╔══

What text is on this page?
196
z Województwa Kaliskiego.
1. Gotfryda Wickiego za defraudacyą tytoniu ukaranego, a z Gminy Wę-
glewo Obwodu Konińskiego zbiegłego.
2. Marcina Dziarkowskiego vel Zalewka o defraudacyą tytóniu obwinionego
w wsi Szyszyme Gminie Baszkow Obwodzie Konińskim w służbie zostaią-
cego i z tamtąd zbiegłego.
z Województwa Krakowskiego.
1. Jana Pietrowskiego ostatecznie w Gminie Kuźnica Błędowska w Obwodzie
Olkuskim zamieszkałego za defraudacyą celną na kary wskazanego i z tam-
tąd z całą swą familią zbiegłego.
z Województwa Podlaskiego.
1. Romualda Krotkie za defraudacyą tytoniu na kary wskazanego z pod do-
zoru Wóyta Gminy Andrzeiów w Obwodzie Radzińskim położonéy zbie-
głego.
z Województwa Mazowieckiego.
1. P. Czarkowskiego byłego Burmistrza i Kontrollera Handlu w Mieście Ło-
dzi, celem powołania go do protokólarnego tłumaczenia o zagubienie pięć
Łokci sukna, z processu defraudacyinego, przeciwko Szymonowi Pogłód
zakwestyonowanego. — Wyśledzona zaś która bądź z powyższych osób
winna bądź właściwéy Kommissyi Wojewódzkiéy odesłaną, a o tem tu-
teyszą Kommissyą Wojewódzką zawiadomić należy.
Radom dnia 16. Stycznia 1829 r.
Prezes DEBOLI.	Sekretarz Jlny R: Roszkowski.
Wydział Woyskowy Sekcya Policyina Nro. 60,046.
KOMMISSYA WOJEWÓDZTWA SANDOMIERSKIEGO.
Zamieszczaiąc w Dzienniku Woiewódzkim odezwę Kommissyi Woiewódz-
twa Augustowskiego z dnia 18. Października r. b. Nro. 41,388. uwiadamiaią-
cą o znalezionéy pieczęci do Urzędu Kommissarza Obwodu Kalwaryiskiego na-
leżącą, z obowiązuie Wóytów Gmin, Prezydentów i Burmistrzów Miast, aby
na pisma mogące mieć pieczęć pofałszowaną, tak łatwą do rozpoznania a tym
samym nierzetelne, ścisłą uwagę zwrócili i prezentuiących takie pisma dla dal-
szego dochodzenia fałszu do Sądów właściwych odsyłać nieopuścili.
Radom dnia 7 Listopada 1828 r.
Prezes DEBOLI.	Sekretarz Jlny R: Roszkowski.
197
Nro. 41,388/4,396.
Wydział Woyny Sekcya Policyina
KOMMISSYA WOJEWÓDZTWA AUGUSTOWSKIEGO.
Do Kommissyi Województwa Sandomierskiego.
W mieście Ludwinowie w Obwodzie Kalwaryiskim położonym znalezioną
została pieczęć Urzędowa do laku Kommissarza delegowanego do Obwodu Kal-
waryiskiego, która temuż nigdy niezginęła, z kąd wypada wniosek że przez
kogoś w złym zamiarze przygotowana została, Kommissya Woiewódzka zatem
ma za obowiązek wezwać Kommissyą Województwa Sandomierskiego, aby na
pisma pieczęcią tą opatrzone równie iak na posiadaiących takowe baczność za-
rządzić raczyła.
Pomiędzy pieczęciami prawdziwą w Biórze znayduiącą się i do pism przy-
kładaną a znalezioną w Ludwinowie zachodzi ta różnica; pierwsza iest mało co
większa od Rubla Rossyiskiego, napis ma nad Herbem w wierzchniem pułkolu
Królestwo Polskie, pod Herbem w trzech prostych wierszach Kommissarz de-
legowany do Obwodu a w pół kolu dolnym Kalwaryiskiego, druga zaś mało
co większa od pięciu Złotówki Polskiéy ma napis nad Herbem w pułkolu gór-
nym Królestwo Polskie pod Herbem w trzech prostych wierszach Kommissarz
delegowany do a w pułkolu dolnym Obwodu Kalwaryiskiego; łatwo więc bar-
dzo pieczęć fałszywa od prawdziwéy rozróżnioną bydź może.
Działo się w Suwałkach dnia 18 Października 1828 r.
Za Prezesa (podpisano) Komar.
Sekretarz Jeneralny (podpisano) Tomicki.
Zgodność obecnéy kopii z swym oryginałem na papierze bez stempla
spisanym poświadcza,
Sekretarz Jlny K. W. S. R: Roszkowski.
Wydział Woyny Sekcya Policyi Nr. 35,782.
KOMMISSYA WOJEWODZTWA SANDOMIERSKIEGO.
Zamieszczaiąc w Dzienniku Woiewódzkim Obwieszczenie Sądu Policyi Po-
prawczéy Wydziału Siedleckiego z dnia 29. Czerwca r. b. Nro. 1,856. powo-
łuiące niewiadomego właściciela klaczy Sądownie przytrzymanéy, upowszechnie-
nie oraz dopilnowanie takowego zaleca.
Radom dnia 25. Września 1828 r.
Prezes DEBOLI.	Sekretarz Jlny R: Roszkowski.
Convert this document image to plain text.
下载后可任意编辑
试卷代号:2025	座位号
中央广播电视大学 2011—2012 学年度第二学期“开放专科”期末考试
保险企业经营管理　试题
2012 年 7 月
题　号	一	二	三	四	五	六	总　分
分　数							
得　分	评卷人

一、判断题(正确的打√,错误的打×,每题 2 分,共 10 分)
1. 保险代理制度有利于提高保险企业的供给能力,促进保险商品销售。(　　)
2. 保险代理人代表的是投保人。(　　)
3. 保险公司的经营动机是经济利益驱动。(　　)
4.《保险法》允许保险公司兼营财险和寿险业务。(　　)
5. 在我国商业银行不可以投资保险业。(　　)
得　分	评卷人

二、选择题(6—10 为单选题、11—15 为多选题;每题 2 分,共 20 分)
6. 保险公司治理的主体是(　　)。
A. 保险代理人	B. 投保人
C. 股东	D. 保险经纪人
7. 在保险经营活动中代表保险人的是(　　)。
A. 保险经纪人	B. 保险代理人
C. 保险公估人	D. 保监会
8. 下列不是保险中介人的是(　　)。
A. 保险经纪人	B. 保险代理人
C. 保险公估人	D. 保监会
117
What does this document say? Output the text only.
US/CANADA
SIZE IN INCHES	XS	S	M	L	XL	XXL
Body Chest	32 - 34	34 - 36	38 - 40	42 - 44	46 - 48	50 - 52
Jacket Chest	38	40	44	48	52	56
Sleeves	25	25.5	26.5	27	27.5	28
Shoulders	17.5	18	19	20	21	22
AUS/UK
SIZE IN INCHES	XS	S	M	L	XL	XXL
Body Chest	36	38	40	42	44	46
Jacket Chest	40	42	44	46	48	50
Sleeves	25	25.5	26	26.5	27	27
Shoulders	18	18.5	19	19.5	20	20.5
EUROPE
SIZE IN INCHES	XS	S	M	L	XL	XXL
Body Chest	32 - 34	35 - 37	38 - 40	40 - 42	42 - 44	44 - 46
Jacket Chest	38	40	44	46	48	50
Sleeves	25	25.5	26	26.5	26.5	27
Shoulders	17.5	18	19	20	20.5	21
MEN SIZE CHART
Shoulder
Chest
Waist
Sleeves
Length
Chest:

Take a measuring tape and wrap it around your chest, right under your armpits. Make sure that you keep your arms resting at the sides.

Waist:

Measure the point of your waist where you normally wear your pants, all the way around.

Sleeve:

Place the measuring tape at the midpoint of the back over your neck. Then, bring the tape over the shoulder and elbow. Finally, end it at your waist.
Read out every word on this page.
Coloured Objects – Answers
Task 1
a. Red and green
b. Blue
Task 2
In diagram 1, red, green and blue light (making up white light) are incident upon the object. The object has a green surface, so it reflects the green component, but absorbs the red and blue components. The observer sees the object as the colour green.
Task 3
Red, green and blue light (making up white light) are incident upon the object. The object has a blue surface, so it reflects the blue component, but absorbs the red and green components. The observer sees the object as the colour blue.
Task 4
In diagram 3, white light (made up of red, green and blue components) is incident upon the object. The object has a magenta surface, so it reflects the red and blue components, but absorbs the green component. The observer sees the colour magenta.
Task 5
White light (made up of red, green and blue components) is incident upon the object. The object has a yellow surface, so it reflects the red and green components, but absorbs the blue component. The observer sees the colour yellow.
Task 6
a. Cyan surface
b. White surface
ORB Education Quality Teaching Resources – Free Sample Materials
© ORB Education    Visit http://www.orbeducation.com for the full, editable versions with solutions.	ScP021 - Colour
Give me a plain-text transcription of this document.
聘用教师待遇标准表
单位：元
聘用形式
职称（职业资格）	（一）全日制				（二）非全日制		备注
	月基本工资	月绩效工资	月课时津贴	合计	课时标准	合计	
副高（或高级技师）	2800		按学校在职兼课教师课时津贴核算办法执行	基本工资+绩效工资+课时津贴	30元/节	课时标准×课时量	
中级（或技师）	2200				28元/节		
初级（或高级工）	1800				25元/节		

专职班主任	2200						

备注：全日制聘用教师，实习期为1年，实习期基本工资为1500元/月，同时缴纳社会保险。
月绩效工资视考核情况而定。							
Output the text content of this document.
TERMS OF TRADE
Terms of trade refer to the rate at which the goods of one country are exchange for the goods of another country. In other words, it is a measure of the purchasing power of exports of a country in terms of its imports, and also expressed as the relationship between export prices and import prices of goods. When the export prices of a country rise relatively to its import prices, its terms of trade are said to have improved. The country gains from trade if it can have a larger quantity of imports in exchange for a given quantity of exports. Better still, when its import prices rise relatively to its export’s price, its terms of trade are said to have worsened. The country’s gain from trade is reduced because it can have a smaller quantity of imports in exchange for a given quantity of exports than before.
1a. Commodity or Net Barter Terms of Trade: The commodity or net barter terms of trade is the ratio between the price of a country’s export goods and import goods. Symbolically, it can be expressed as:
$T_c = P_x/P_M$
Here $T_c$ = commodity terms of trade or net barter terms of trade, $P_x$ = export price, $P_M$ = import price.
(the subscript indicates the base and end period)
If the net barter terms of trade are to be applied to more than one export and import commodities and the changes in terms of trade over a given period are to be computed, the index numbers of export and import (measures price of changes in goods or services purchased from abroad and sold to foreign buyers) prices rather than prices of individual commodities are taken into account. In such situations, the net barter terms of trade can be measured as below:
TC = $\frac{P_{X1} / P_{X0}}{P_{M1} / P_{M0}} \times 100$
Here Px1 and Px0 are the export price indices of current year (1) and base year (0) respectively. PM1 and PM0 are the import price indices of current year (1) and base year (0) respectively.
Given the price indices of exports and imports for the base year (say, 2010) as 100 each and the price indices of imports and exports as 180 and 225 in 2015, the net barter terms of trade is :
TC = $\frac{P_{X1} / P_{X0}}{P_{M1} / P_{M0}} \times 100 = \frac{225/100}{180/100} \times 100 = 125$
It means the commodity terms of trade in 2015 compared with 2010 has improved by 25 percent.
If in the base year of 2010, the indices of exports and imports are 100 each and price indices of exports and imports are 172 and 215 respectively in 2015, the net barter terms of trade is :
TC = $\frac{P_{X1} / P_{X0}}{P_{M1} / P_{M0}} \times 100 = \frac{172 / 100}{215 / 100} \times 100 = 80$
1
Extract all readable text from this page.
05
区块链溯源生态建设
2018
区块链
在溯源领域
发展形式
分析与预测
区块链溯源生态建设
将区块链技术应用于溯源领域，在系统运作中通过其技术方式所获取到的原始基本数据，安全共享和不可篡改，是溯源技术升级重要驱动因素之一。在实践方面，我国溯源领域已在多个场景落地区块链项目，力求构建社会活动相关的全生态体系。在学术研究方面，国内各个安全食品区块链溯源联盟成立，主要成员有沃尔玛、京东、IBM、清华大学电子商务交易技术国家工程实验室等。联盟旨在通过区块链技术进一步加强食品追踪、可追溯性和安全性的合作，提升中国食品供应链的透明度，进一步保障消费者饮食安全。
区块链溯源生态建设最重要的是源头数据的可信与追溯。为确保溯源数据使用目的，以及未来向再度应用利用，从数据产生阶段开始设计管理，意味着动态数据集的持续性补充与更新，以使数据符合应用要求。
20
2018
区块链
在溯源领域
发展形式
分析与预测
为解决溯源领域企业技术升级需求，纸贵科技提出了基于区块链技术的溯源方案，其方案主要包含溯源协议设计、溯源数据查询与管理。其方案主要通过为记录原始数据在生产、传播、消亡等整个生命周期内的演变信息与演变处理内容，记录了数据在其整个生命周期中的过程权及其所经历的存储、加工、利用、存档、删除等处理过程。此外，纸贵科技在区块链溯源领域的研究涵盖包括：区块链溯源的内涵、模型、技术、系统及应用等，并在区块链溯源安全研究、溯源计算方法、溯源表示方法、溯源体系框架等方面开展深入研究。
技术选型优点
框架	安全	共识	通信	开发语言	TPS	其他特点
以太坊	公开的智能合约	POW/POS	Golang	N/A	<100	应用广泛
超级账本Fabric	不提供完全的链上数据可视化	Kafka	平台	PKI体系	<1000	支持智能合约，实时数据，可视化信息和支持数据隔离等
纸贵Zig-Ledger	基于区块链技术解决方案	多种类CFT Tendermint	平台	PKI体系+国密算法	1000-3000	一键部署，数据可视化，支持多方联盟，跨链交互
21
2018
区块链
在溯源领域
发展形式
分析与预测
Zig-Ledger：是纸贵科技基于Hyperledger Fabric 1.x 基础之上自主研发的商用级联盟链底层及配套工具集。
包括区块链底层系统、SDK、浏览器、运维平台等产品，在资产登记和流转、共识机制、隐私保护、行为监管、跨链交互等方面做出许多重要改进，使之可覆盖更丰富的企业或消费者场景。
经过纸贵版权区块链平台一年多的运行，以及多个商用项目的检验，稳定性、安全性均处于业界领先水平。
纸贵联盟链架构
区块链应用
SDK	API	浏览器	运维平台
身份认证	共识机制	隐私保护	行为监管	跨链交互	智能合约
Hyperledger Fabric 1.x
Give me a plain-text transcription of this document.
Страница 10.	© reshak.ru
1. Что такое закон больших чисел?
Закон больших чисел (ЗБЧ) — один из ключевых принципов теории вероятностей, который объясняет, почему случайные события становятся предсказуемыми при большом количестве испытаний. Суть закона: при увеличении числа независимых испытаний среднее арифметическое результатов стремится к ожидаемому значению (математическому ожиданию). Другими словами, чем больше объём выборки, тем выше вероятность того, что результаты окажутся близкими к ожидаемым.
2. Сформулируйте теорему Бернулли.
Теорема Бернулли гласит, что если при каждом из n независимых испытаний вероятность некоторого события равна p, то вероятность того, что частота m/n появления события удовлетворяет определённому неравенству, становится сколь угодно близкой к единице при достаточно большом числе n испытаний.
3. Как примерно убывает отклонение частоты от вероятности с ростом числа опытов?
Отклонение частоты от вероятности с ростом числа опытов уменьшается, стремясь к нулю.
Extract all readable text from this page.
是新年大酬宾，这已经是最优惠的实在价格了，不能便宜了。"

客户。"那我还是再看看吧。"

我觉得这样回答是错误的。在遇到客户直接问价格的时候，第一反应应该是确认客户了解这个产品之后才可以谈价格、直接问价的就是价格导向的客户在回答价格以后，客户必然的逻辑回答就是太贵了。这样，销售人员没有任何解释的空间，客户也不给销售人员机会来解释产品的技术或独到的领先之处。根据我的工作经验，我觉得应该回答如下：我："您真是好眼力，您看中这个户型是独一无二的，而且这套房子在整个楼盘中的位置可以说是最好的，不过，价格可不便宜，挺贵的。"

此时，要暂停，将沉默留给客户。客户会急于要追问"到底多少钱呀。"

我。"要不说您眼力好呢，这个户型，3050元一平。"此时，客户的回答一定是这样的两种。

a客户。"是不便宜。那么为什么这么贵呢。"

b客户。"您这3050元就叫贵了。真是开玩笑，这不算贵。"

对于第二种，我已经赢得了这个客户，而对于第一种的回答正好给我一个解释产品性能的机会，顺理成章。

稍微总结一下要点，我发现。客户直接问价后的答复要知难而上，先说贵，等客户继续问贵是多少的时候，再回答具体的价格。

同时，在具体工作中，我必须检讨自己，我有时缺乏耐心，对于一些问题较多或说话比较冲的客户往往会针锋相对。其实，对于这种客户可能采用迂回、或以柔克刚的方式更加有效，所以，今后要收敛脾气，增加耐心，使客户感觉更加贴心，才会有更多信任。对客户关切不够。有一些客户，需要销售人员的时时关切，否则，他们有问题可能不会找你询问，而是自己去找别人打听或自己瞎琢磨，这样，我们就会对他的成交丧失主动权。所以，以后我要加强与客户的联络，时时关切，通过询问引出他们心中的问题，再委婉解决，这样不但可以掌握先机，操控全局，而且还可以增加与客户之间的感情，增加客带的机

╚══

◆ GIVEN INSTRUCTION:
Search the data for the string "опытов". List each line that has it.

◆ EXPECTED ANSWER:
3. Как примерно убывает отклонение частоты от вероятности с ростом числа опытов?
Отклонение частоты от вероятности с ростом числа опытов уменьшается, стремясь к нулю.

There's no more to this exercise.